What needs to be done - Take the line containing "Give me the" through the last line of the data and retype those lines exactly. Pictures do not belong in the copy.

Dataset content -
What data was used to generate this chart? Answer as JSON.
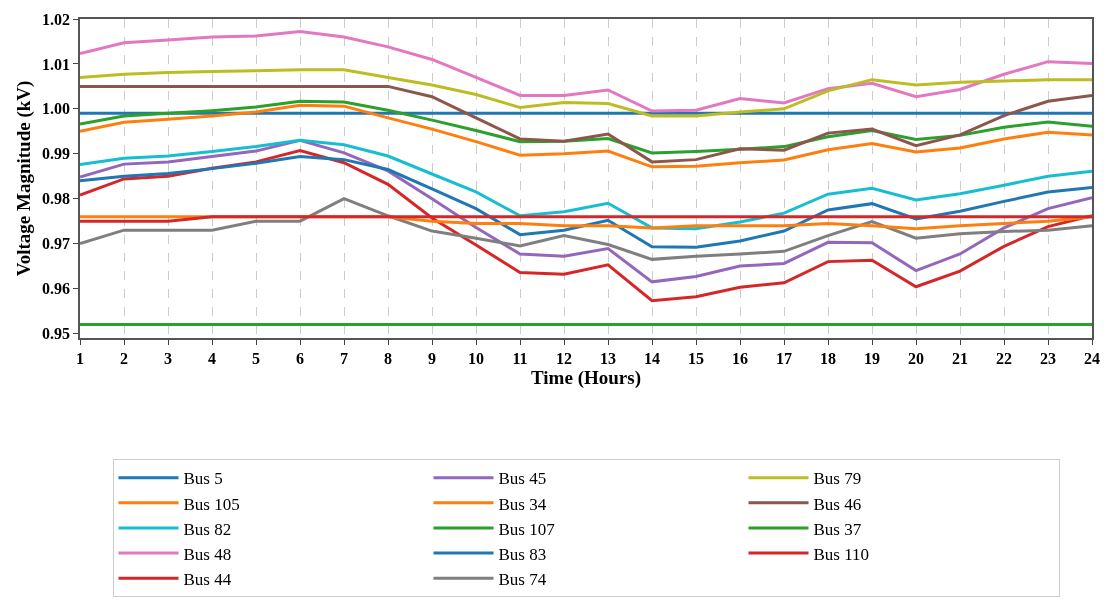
{
  "chart_data": {
    "type": "line",
    "xlabel": "Time (Hours)",
    "ylabel": "Voltage Magnitude (kV)",
    "x": [
      1,
      2,
      3,
      4,
      5,
      6,
      7,
      8,
      9,
      10,
      11,
      12,
      13,
      14,
      15,
      16,
      17,
      18,
      19,
      20,
      21,
      22,
      23,
      24
    ],
    "xlim": [
      1,
      24
    ],
    "xticks": [
      1,
      2,
      3,
      4,
      5,
      6,
      7,
      8,
      9,
      10,
      11,
      12,
      13,
      14,
      15,
      16,
      17,
      18,
      19,
      20,
      21,
      22,
      23,
      24
    ],
    "ylim": [
      0.949,
      1.02
    ],
    "yticks": [
      0.95,
      0.96,
      0.97,
      0.98,
      0.99,
      {
        "value": 1.0,
        "label": "1.00"
      },
      1.01,
      1.02
    ],
    "grid": "x",
    "legend": "bottom",
    "line_style": "solid",
    "marker": "none",
    "series": [
      {
        "name": "Bus 5",
        "color": "#1f77b4",
        "values": [
          0.999,
          0.999,
          0.999,
          0.999,
          0.999,
          0.999,
          0.999,
          0.999,
          0.999,
          0.999,
          0.999,
          0.999,
          0.999,
          0.999,
          0.999,
          0.999,
          0.999,
          0.999,
          0.999,
          0.999,
          0.999,
          0.999,
          0.999,
          0.999
        ]
      },
      {
        "name": "Bus 34",
        "color": "#ff7f0e",
        "values": [
          0.995,
          0.997,
          0.9977,
          0.9984,
          0.9993,
          1.0008,
          1.0006,
          0.998,
          0.9955,
          0.9927,
          0.9897,
          0.99,
          0.9906,
          0.9871,
          0.9872,
          0.988,
          0.9886,
          0.9909,
          0.9923,
          0.9904,
          0.9913,
          0.9933,
          0.9948,
          0.9942
        ]
      },
      {
        "name": "Bus 37",
        "color": "#2ca02c",
        "values": [
          0.9966,
          0.9984,
          0.999,
          0.9996,
          1.0004,
          1.0017,
          1.0015,
          0.9997,
          0.9975,
          0.9952,
          0.9927,
          0.9928,
          0.9934,
          0.9902,
          0.9905,
          0.991,
          0.9916,
          0.9938,
          0.9952,
          0.9932,
          0.9941,
          0.9959,
          0.9971,
          0.9961
        ]
      },
      {
        "name": "Bus 44",
        "color": "#d62728",
        "values": [
          0.9808,
          0.9844,
          0.985,
          0.9868,
          0.9882,
          0.9907,
          0.988,
          0.9832,
          0.9757,
          0.9697,
          0.9636,
          0.9632,
          0.9653,
          0.9573,
          0.9582,
          0.9603,
          0.9613,
          0.966,
          0.9663,
          0.9604,
          0.9639,
          0.9694,
          0.9738,
          0.9762
        ]
      },
      {
        "name": "Bus 45",
        "color": "#9467bd",
        "values": [
          0.9848,
          0.9877,
          0.9882,
          0.9894,
          0.9906,
          0.993,
          0.9902,
          0.9862,
          0.98,
          0.9736,
          0.9677,
          0.9672,
          0.9689,
          0.9615,
          0.9627,
          0.965,
          0.9656,
          0.9703,
          0.9702,
          0.964,
          0.9677,
          0.9735,
          0.9778,
          0.9802
        ]
      },
      {
        "name": "Bus 46",
        "color": "#8c564b",
        "values": [
          1.005,
          1.005,
          1.005,
          1.005,
          1.005,
          1.005,
          1.005,
          1.005,
          1.0027,
          0.998,
          0.9933,
          0.9928,
          0.9944,
          0.9882,
          0.9887,
          0.9911,
          0.9908,
          0.9946,
          0.9955,
          0.9918,
          0.9942,
          0.9985,
          1.0017,
          1.003
        ]
      },
      {
        "name": "Bus 48",
        "color": "#e377c2",
        "values": [
          1.0123,
          1.0147,
          1.0153,
          1.016,
          1.0162,
          1.0172,
          1.016,
          1.0138,
          1.011,
          1.007,
          1.003,
          1.003,
          1.0042,
          0.9995,
          0.9997,
          1.0023,
          1.0013,
          1.0045,
          1.0057,
          1.0027,
          1.0043,
          1.0077,
          1.0105,
          1.0101
        ]
      },
      {
        "name": "Bus 74",
        "color": "#7f7f7f",
        "values": [
          0.97,
          0.973,
          0.973,
          0.973,
          0.975,
          0.975,
          0.98,
          0.9762,
          0.9728,
          0.9712,
          0.9695,
          0.9718,
          0.9698,
          0.9665,
          0.9672,
          0.9677,
          0.9683,
          0.9718,
          0.9749,
          0.9712,
          0.9722,
          0.9727,
          0.973,
          0.974
        ]
      },
      {
        "name": "Bus 79",
        "color": "#bcbd22",
        "values": [
          1.007,
          1.0077,
          1.0081,
          1.0083,
          1.0085,
          1.0087,
          1.0087,
          1.007,
          1.0053,
          1.0032,
          1.0003,
          1.0014,
          1.0012,
          0.9984,
          0.9984,
          0.9993,
          1.0,
          1.004,
          1.0065,
          1.0053,
          1.0059,
          1.0062,
          1.0065,
          1.0065
        ]
      },
      {
        "name": "Bus 82",
        "color": "#17becf",
        "values": [
          0.9876,
          0.989,
          0.9895,
          0.9905,
          0.9916,
          0.993,
          0.992,
          0.9895,
          0.9855,
          0.9815,
          0.9762,
          0.9771,
          0.979,
          0.9735,
          0.9733,
          0.9748,
          0.9768,
          0.981,
          0.9823,
          0.9797,
          0.9811,
          0.983,
          0.985,
          0.9861
        ]
      },
      {
        "name": "Bus 83",
        "color": "#1f77b4",
        "values": [
          0.984,
          0.985,
          0.9856,
          0.9867,
          0.9879,
          0.9894,
          0.9887,
          0.9865,
          0.9822,
          0.9778,
          0.972,
          0.973,
          0.9752,
          0.9693,
          0.9692,
          0.9706,
          0.9728,
          0.9775,
          0.9789,
          0.9755,
          0.9772,
          0.9794,
          0.9815,
          0.9825
        ]
      },
      {
        "name": "Bus 105",
        "color": "#ff7f0e",
        "values": [
          0.976,
          0.976,
          0.976,
          0.976,
          0.976,
          0.976,
          0.976,
          0.976,
          0.975,
          0.9745,
          0.9745,
          0.974,
          0.974,
          0.9735,
          0.974,
          0.974,
          0.974,
          0.9745,
          0.974,
          0.9733,
          0.974,
          0.9745,
          0.975,
          0.976
        ]
      },
      {
        "name": "Bus 107",
        "color": "#2ca02c",
        "values": [
          0.952,
          0.952,
          0.952,
          0.952,
          0.952,
          0.952,
          0.952,
          0.952,
          0.952,
          0.952,
          0.952,
          0.952,
          0.952,
          0.952,
          0.952,
          0.952,
          0.952,
          0.952,
          0.952,
          0.952,
          0.952,
          0.952,
          0.952,
          0.952
        ]
      },
      {
        "name": "Bus 110",
        "color": "#d62728",
        "values": [
          0.975,
          0.975,
          0.975,
          0.976,
          0.976,
          0.976,
          0.976,
          0.976,
          0.976,
          0.976,
          0.976,
          0.976,
          0.976,
          0.976,
          0.976,
          0.976,
          0.976,
          0.976,
          0.976,
          0.976,
          0.976,
          0.976,
          0.976,
          0.976
        ]
      }
    ]
  }
}
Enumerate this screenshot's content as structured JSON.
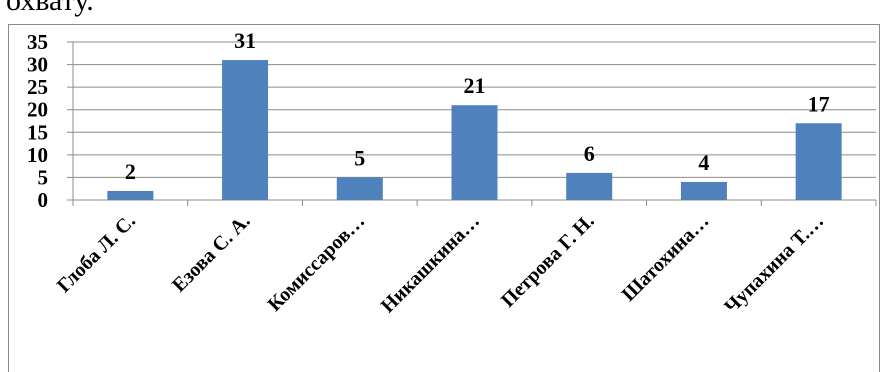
{
  "page": {
    "top_text": "охвату."
  },
  "chart_data": {
    "type": "bar",
    "categories": [
      "Глоба Л. С.",
      "Езова С. А.",
      "Комиссаров…",
      "Никашкина…",
      "Петрова Г. Н.",
      "Шатохина…",
      "Чупахина Т.…"
    ],
    "values": [
      2,
      31,
      5,
      21,
      6,
      4,
      17
    ],
    "ylim": [
      0,
      35
    ],
    "yticks": [
      0,
      5,
      10,
      15,
      20,
      25,
      30,
      35
    ],
    "grid": true,
    "legend": "none",
    "bar_color": "#4f81bd",
    "grid_color": "#8c8c8c"
  }
}
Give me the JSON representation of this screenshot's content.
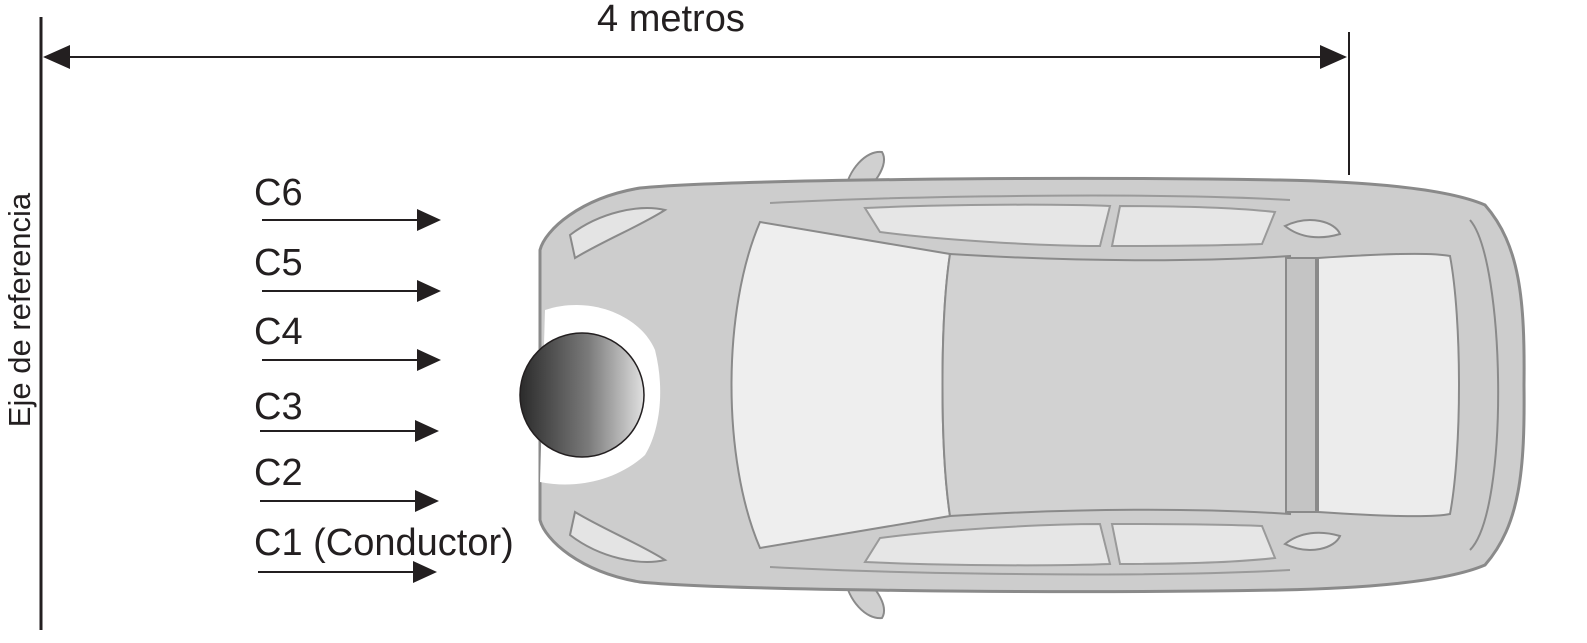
{
  "dimension": {
    "label": "4 metros"
  },
  "axis": {
    "label": "Eje de referencia"
  },
  "cameras": [
    {
      "label": "C6"
    },
    {
      "label": "C5"
    },
    {
      "label": "C4"
    },
    {
      "label": "C3"
    },
    {
      "label": "C2"
    },
    {
      "label": "C1 (Conductor)"
    }
  ],
  "colors": {
    "line": "#231f20",
    "car_body": "#c9c9c9",
    "car_outline": "#8a8a8a",
    "glass": "#eeeeee"
  }
}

Solution for this problem -
Give me the JSON representation of this screenshot's content.
{
  "dimension": {
    "label": "4 metros"
  },
  "axis": {
    "label": "Eje de referencia"
  },
  "cameras": [
    {
      "label": "C6"
    },
    {
      "label": "C5"
    },
    {
      "label": "C4"
    },
    {
      "label": "C3"
    },
    {
      "label": "C2"
    },
    {
      "label": "C1 (Conductor)"
    }
  ],
  "colors": {
    "line": "#231f20",
    "car_body": "#c9c9c9",
    "car_outline": "#8a8a8a",
    "glass": "#eeeeee"
  }
}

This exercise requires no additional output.